TASK DESCRIPTION:
Below are some entries. Copy each line that holds the string "image".

GIVEN DATA:
════════════════

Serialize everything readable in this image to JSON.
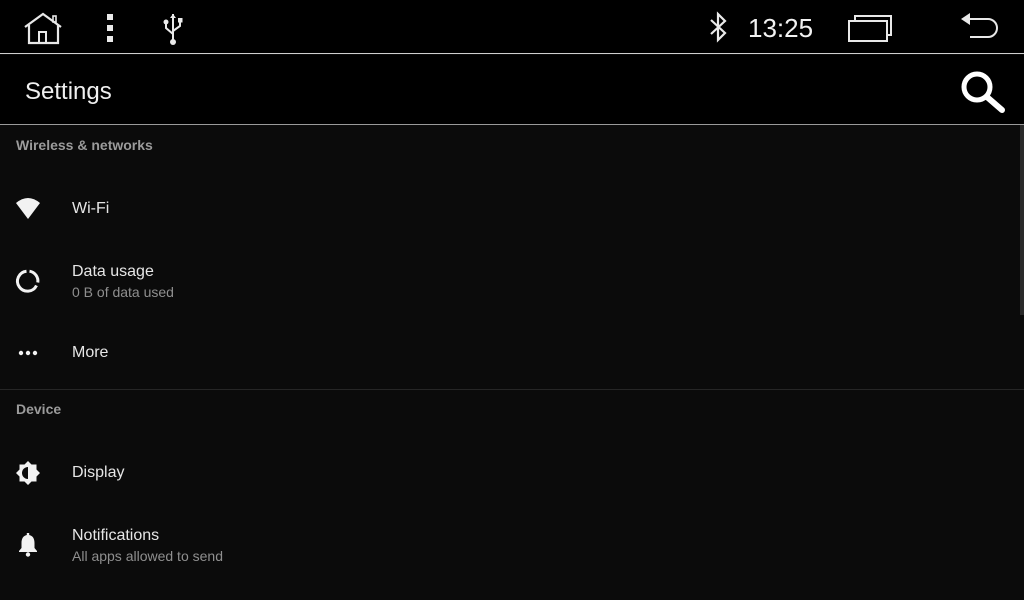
{
  "status_bar": {
    "clock": "13:25",
    "icons": [
      "home-icon",
      "overflow-menu-icon",
      "usb-icon",
      "bluetooth-icon",
      "recent-apps-icon",
      "back-icon"
    ]
  },
  "toolbar": {
    "title": "Settings",
    "search_icon": "search-icon"
  },
  "sections": [
    {
      "header": "Wireless & networks",
      "items": [
        {
          "icon": "wifi-icon",
          "title": "Wi-Fi",
          "subtitle": ""
        },
        {
          "icon": "data-usage-icon",
          "title": "Data usage",
          "subtitle": "0 B of data used"
        },
        {
          "icon": "more-icon",
          "title": "More",
          "subtitle": ""
        }
      ]
    },
    {
      "header": "Device",
      "items": [
        {
          "icon": "display-icon",
          "title": "Display",
          "subtitle": ""
        },
        {
          "icon": "notifications-bell-icon",
          "title": "Notifications",
          "subtitle": "All apps allowed to send"
        }
      ]
    }
  ],
  "colors": {
    "background": "#0b0b0b",
    "bar_background": "#000000",
    "text_primary": "#e6e6e6",
    "text_secondary": "#8f8f8f",
    "section_header": "#9b9b9b"
  }
}
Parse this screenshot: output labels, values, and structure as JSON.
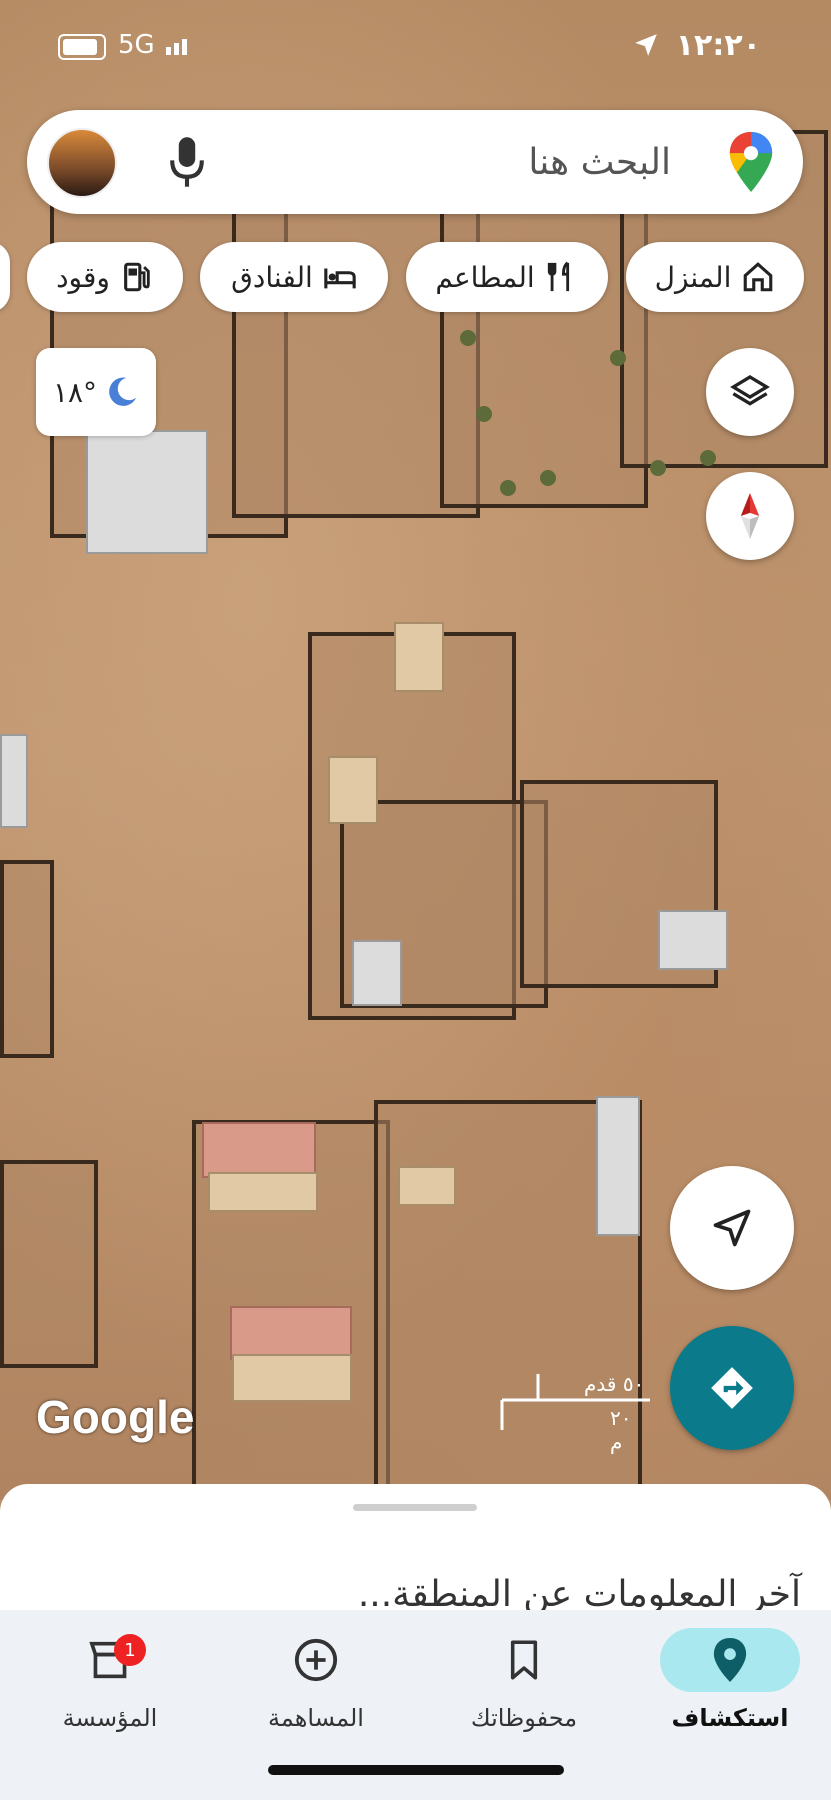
{
  "status_bar": {
    "time": "١٢:٢٠",
    "network": "5G"
  },
  "search": {
    "placeholder": "البحث هنا"
  },
  "chips": [
    {
      "label": "المنزل",
      "icon": "home-icon"
    },
    {
      "label": "المطاعم",
      "icon": "restaurant-icon"
    },
    {
      "label": "الفنادق",
      "icon": "hotel-icon"
    },
    {
      "label": "وقود",
      "icon": "gas-station-icon"
    }
  ],
  "weather": {
    "temp": "١٨°",
    "icon": "moon-icon"
  },
  "map": {
    "attribution": "Google",
    "scale_feet": "٥٠ قدم",
    "scale_meters": "٢٠ م"
  },
  "sheet": {
    "title": "آخر المعلومات عن المنطقة..."
  },
  "nav": {
    "items": [
      {
        "label": "استكشاف",
        "icon": "location-pin-icon",
        "active": true
      },
      {
        "label": "محفوظاتك",
        "icon": "bookmark-icon",
        "active": false
      },
      {
        "label": "المساهمة",
        "icon": "add-circle-icon",
        "active": false
      },
      {
        "label": "المؤسسة",
        "icon": "store-icon",
        "active": false,
        "badge": "1"
      }
    ]
  },
  "colors": {
    "accent": "#0b7a8a",
    "active_pill": "#a9e8ee",
    "badge": "#e22222"
  }
}
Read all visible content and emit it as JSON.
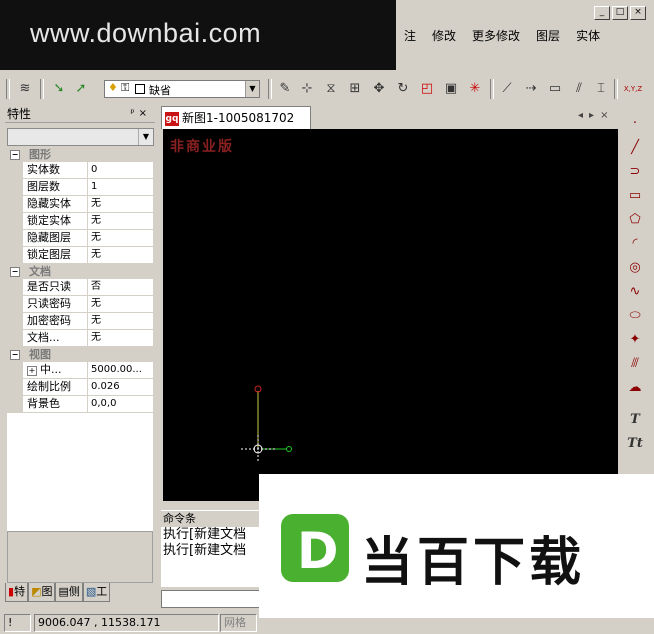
{
  "watermark_top": "www.downbai.com",
  "menu": [
    "注",
    "修改",
    "更多修改",
    "图层",
    "实体"
  ],
  "toolbar": {
    "layer_value": "缺省",
    "xyz_label": "X,Y,Z"
  },
  "properties": {
    "title": "特性",
    "pin_icon": "pin-icon",
    "categories": [
      {
        "name": "图形",
        "rows": [
          {
            "key": "实体数",
            "value": "0"
          },
          {
            "key": "图层数",
            "value": "1"
          },
          {
            "key": "隐藏实体",
            "value": "无"
          },
          {
            "key": "锁定实体",
            "value": "无"
          },
          {
            "key": "隐藏图层",
            "value": "无"
          },
          {
            "key": "锁定图层",
            "value": "无"
          }
        ]
      },
      {
        "name": "文档",
        "rows": [
          {
            "key": "是否只读",
            "value": "否"
          },
          {
            "key": "只读密码",
            "value": "无"
          },
          {
            "key": "加密密码",
            "value": "无"
          },
          {
            "key": "文档...",
            "value": "无"
          }
        ]
      },
      {
        "name": "视图",
        "rows": [
          {
            "key": "中...",
            "value": "5000.00..."
          },
          {
            "key": "绘制比例",
            "value": "0.026"
          },
          {
            "key": "背景色",
            "value": "0,0,0"
          }
        ]
      }
    ],
    "tabs": [
      "特",
      "图",
      "侧",
      "工"
    ]
  },
  "document": {
    "tab_title": "新图1-1005081702",
    "logo_text": "gq",
    "canvas_mark": "非商业版"
  },
  "command": {
    "title": "命令条",
    "lines": [
      "执行[新建文档",
      "执行[新建文档"
    ]
  },
  "status": {
    "indicator": "!",
    "coords": "9006.047 , 11538.171",
    "grid_label": "网格"
  },
  "watermark_bottom": {
    "logo_letter": "D",
    "text": "当百下载"
  },
  "colors": {
    "canvas": "#000000",
    "panel": "#d4d0c8",
    "brand_green": "#4ab02f",
    "axis_red": "#cc2222",
    "axis_green": "#22cc22"
  }
}
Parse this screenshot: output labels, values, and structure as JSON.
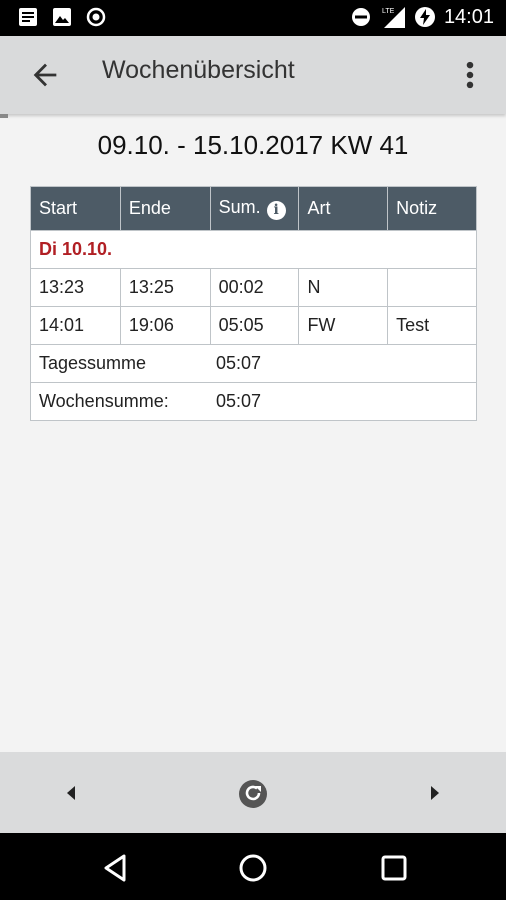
{
  "status_bar": {
    "time": "14:01",
    "left_icons": [
      "notes-icon",
      "image-icon",
      "radio-icon"
    ],
    "right_icons": [
      "dnd-icon",
      "lte-signal-icon",
      "battery-charging-icon"
    ],
    "network": "LTE"
  },
  "app_bar": {
    "title": "Wochenübersicht",
    "back_icon": "arrow-back-icon",
    "menu_icon": "more-vert-icon"
  },
  "week_heading": "09.10. - 15.10.2017 KW 41",
  "table": {
    "headers": [
      "Start",
      "Ende",
      "Sum.",
      "Art",
      "Notiz"
    ],
    "day": "Di 10.10.",
    "rows": [
      {
        "start": "13:23",
        "end": "13:25",
        "sum": "00:02",
        "type": "N",
        "note": ""
      },
      {
        "start": "14:01",
        "end": "19:06",
        "sum": "05:05",
        "type": "FW",
        "note": "Test"
      }
    ],
    "day_total_label": "Tagessumme",
    "day_total_value": "05:07",
    "week_total_label": "Wochensumme:",
    "week_total_value": "05:07"
  },
  "toolbar": {
    "prev_icon": "chevron-left-icon",
    "refresh_icon": "refresh-icon",
    "next_icon": "chevron-right-icon"
  },
  "nav_bar": {
    "icons": [
      "nav-back-icon",
      "nav-home-icon",
      "nav-recents-icon"
    ]
  },
  "colors": {
    "header_bg": "#4d5b66",
    "day_label": "#b11f24",
    "appbar_bg": "#d9dadb",
    "content_bg": "#f3f3f3"
  }
}
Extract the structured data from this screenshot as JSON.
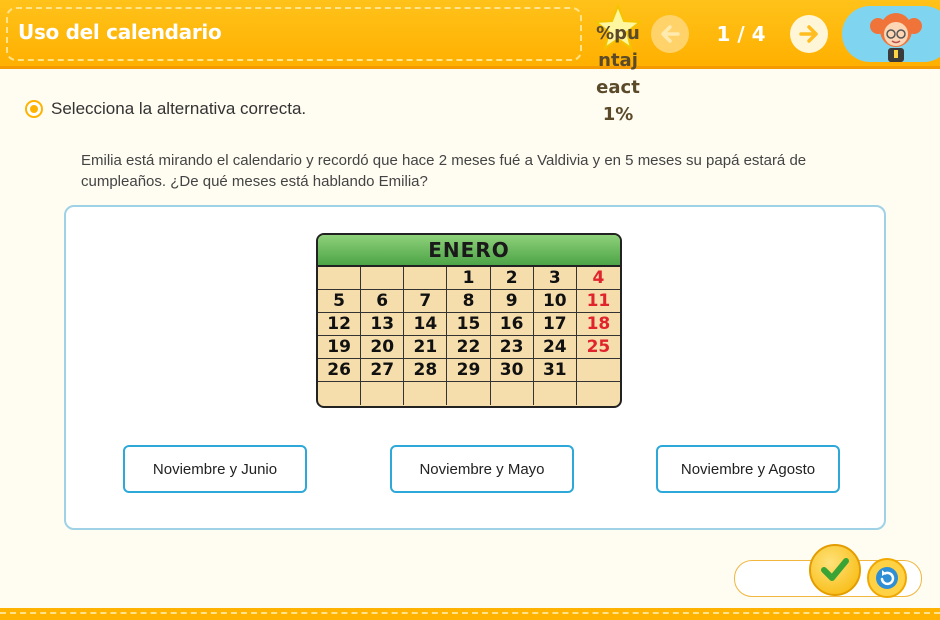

════════════════

ANSWER TO THIS EXERCISE:
Serialize everything readable in this image to JSON.
      "image-icon",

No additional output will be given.